A line counts if it contains the word "Grabowskiej" at least once. State how many such lines the records contain, giving the number alone.

* Begin Records provided *

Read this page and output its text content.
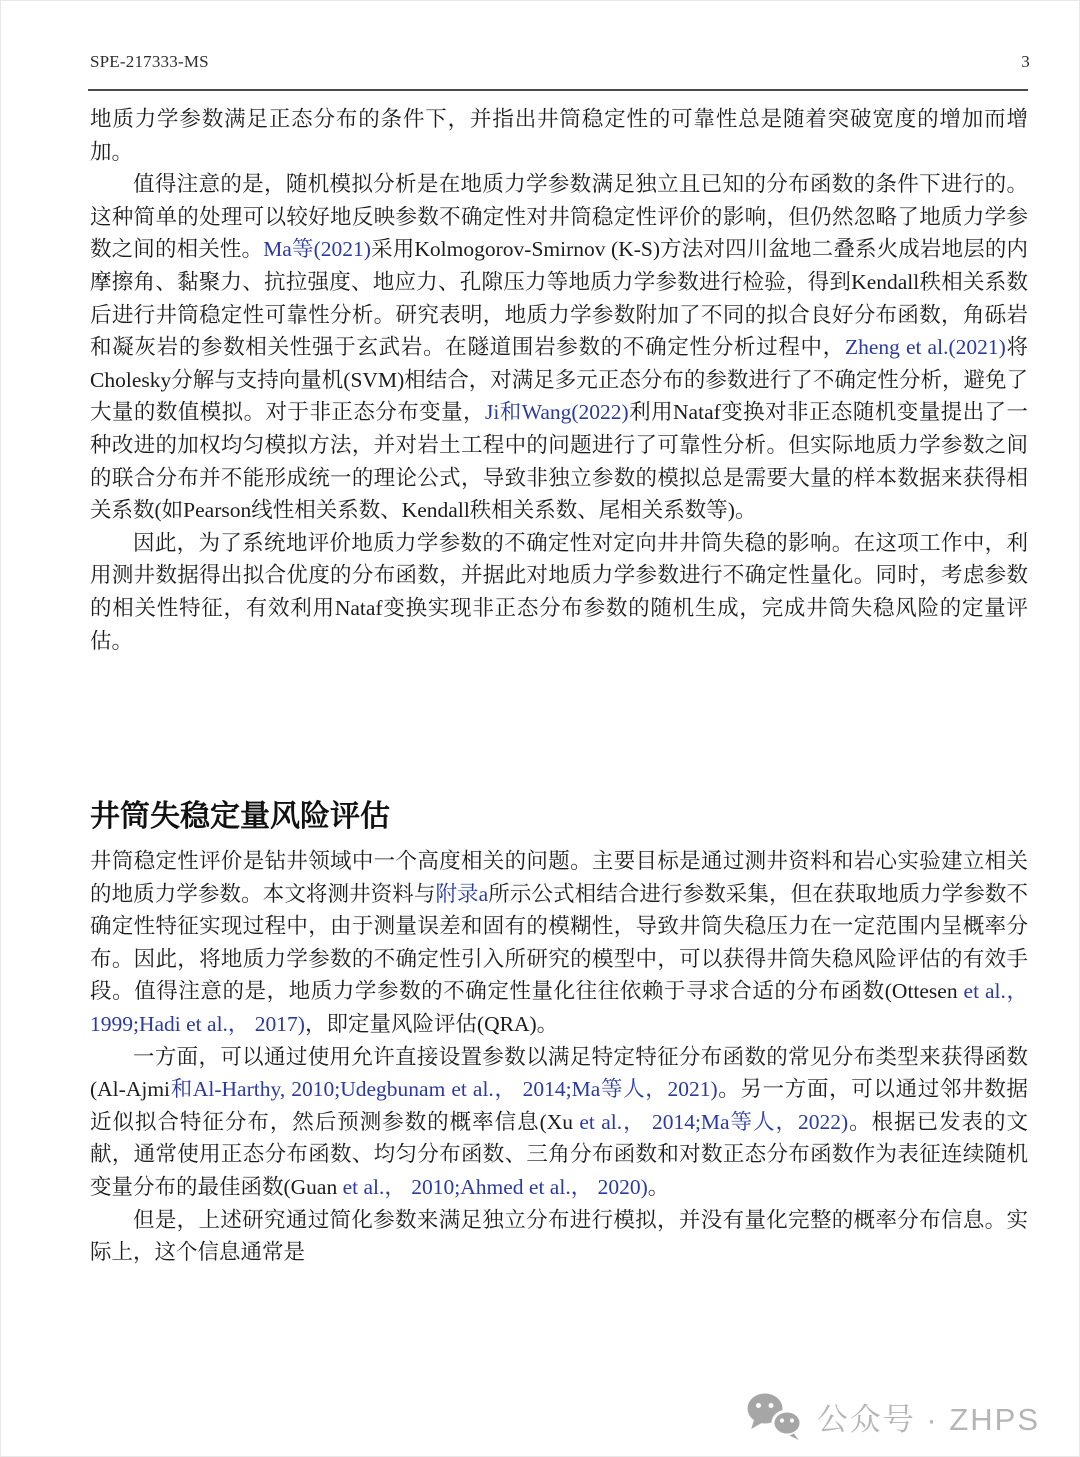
SPE-217333-MS	3

地质力学参数满足正态分布的条件下，并指出井筒稳定性的可靠性总是随着突破宽度的增加而增加。

值得注意的是，随机模拟分析是在地质力学参数满足独立且已知的分布函数的条件下进行的。这种简单的处理可以较好地反映参数不确定性对井筒稳定性评价的影响，但仍然忽略了地质力学参数之间的相关性。Ma等(2021)采用Kolmogorov-Smirnov (K-S)方法对四川盆地二叠系火成岩地层的内摩擦角、黏聚力、抗拉强度、地应力、孔隙压力等地质力学参数进行检验，得到Kendall秩相关系数后进行井筒稳定性可靠性分析。研究表明，地质力学参数附加了不同的拟合良好分布函数，角砾岩和凝灰岩的参数相关性强于玄武岩。在隧道围岩参数的不确定性分析过程中，Zheng et al.(2021)将Cholesky分解与支持向量机(SVM)相结合，对满足多元正态分布的参数进行了不确定性分析，避免了大量的数值模拟。对于非正态分布变量，Ji和Wang(2022)利用Nataf变换对非正态随机变量提出了一种改进的加权均匀模拟方法，并对岩土工程中的问题进行了可靠性分析。但实际地质力学参数之间的联合分布并不能形成统一的理论公式，导致非独立参数的模拟总是需要大量的样本数据来获得相关系数(如Pearson线性相关系数、Kendall秩相关系数、尾相关系数等)。

因此，为了系统地评价地质力学参数的不确定性对定向井井筒失稳的影响。在这项工作中，利用测井数据得出拟合优度的分布函数，并据此对地质力学参数进行不确定性量化。同时，考虑参数的相关性特征，有效利用Nataf变换实现非正态分布参数的随机生成，完成井筒失稳风险的定量评估。

井筒失稳定量风险评估

井筒稳定性评价是钻井领域中一个高度相关的问题。主要目标是通过测井资料和岩心实验建立相关的地质力学参数。本文将测井资料与附录a所示公式相结合进行参数采集，但在获取地质力学参数不确定性特征实现过程中，由于测量误差和固有的模糊性，导致井筒失稳压力在一定范围内呈概率分布。因此，将地质力学参数的不确定性引入所研究的模型中，可以获得井筒失稳风险评估的有效手段。值得注意的是，地质力学参数的不确定性量化往往依赖于寻求合适的分布函数(Ottesen et al.， 1999;Hadi et al.， 2017)，即定量风险评估(QRA)。

一方面，可以通过使用允许直接设置参数以满足特定特征分布函数的常见分布类型来获得函数(Al-Ajmi和Al-Harthy, 2010;Udegbunam et al.， 2014;Ma等人，2021)。另一方面，可以通过邻井数据近似拟合特征分布，然后预测参数的概率信息(Xu et al.， 2014;Ma等人，2022)。根据已发表的文献，通常使用正态分布函数、均匀分布函数、三角分布函数和对数正态分布函数作为表征连续随机变量分布的最佳函数(Guan et al.， 2010;Ahmed et al.， 2020)。

但是，上述研究通过简化参数来满足独立分布进行模拟，并没有量化完整的概率分布信息。实际上，这个信息通常是

公众号 · ZHPS
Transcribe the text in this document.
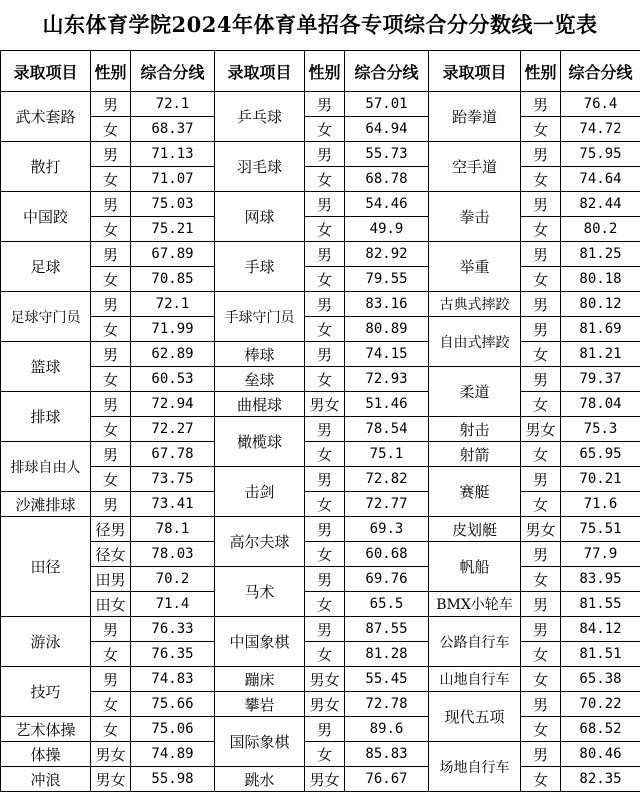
山东体育学院2024年体育单招各专项综合分分数线一览表
录取项目	性别	综合分线	录取项目	性别	综合分线	录取项目	性别	综合分线
武术套路	男	72.1	乒乓球	男	57.01	跆拳道	男	76.4
	女	68.37		女	64.94		女	74.72
散打	男	71.13	羽毛球	男	55.73	空手道	男	75.95
	女	71.07		女	68.78		女	74.64
中国跤	男	75.03	网球	男	54.46	拳击	男	82.44
	女	75.21		女	49.9		女	80.2
足球	男	67.89	手球	男	82.92	举重	男	81.25
	女	70.85		女	79.55		女	80.18
足球守门员	男	72.1	手球守门员	男	83.16	古典式摔跤	男	80.12
	女	71.99		女	80.89	自由式摔跤	男	81.69
篮球	男	62.89	棒球	男	74.15		女	81.21
	女	60.53	垒球	女	72.93	柔道	男	79.37
排球	男	72.94	曲棍球	男女	51.46		女	78.04
	女	72.27	橄榄球	男	78.54	射击	男女	75.3
排球自由人	男	67.78		女	75.1	射箭	女	65.95
	女	73.75	击剑	男	72.82	赛艇	男	70.21
沙滩排球	男	73.41		女	72.77		女	71.6
田径	径男	78.1	高尔夫球	男	69.3	皮划艇	男女	75.51
	径女	78.03		女	60.68	帆船	男	77.9
	田男	70.2	马术	男	69.76		女	83.95
	田女	71.4		女	65.5	BMX小轮车	男	81.55
游泳	男	76.33	中国象棋	男	87.55	公路自行车	男	84.12
	女	76.35		女	81.28		女	81.51
技巧	男	74.83	蹦床	男女	55.45	山地自行车	女	65.38
	女	75.66	攀岩	男女	72.78	现代五项	男	70.22
艺术体操	女	75.06	国际象棋	男	89.6		女	68.52
体操	男女	74.89		女	85.83	场地自行车	男	80.46
冲浪	男女	55.98	跳水	男女	76.67		女	82.35
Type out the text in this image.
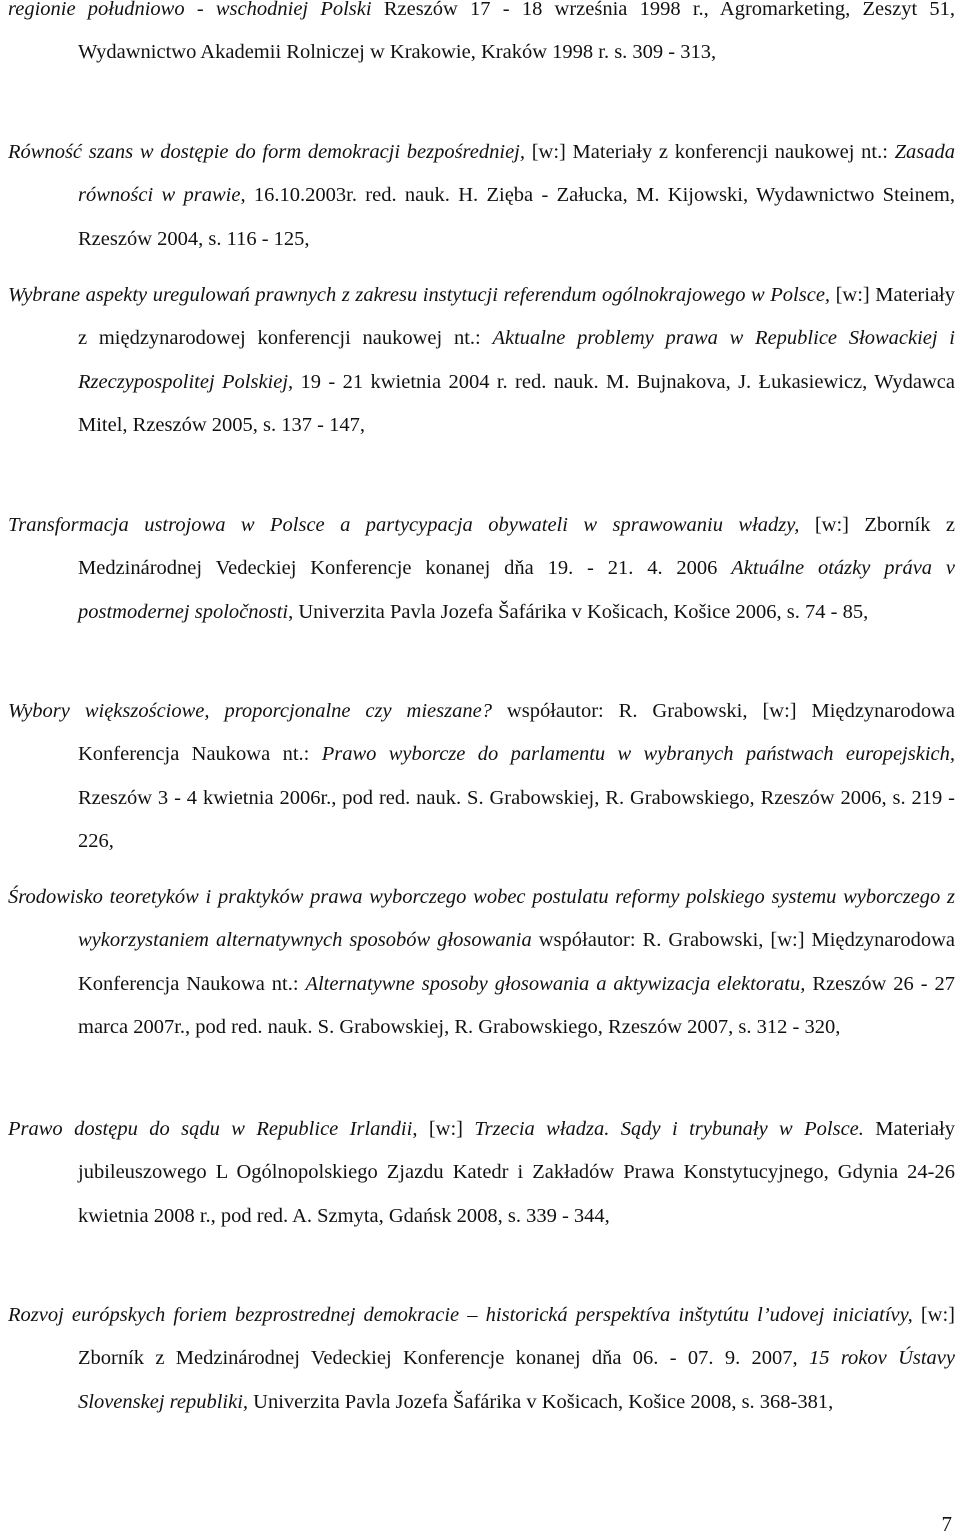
regionie południowo - wschodniej Polski Rzeszów 17 - 18 września 1998 r., Agromarketing, Zeszyt 51, Wydawnictwo Akademii Rolniczej w Krakowie, Kraków 1998 r. s. 309 - 313,

Równość szans w dostępie do form demokracji bezpośredniej, [w:] Materiały z konferencji naukowej nt.: Zasada równości w prawie, 16.10.2003r. red. nauk. H. Zięba - Załucka, M. Kijowski, Wydawnictwo Steinem, Rzeszów 2004, s. 116 - 125,

Wybrane aspekty uregulowań prawnych z zakresu instytucji referendum ogólnokrajowego w Polsce, [w:] Materiały z międzynarodowej konferencji naukowej nt.: Aktualne problemy prawa w Republice Słowackiej i Rzeczypospolitej Polskiej, 19 - 21 kwietnia 2004 r. red. nauk. M. Bujnakova, J. Łukasiewicz, Wydawca Mitel, Rzeszów 2005, s. 137 - 147,

Transformacja ustrojowa w Polsce a partycypacja obywateli w sprawowaniu władzy, [w:] Zborník z Medzinárodnej Vedeckiej Konferencje konanej dňa 19. - 21. 4. 2006 Aktuálne otázky práva v postmodernej spoločnosti, Univerzita Pavla Jozefa Šafárika v Košicach, Košice 2006, s. 74 - 85,

Wybory większościowe, proporcjonalne czy mieszane? współautor: R. Grabowski, [w:] Międzynarodowa Konferencja Naukowa nt.: Prawo wyborcze do parlamentu w wybranych państwach europejskich, Rzeszów 3 - 4 kwietnia 2006r., pod red. nauk. S. Grabowskiej, R. Grabowskiego, Rzeszów 2006, s. 219 - 226,

Środowisko teoretyków i praktyków prawa wyborczego wobec postulatu reformy polskiego systemu wyborczego z wykorzystaniem alternatywnych sposobów głosowania współautor: R. Grabowski, [w:] Międzynarodowa Konferencja Naukowa nt.: Alternatywne sposoby głosowania a aktywizacja elektoratu, Rzeszów 26 - 27 marca 2007r., pod red. nauk. S. Grabowskiej, R. Grabowskiego, Rzeszów 2007, s. 312 - 320,

Prawo dostępu do sądu w Republice Irlandii, [w:] Trzecia władza. Sądy i trybunały w Polsce. Materiały jubileuszowego L Ogólnopolskiego Zjazdu Katedr i Zakładów Prawa Konstytucyjnego, Gdynia 24-26 kwietnia 2008 r., pod red. A. Szmyta, Gdańsk 2008, s. 339 - 344,

Rozvoj európskych foriem bezprostrednej demokracie – historická perspektíva inštytútu l’udovej iniciatívy, [w:] Zborník z Medzinárodnej Vedeckiej Konferencje konanej dňa 06. - 07. 9. 2007, 15 rokov Ústavy Slovenskej republiki, Univerzita Pavla Jozefa Šafárika v Košicach, Košice 2008, s. 368-381,

7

* End Records provided *

Response to this exercise:
2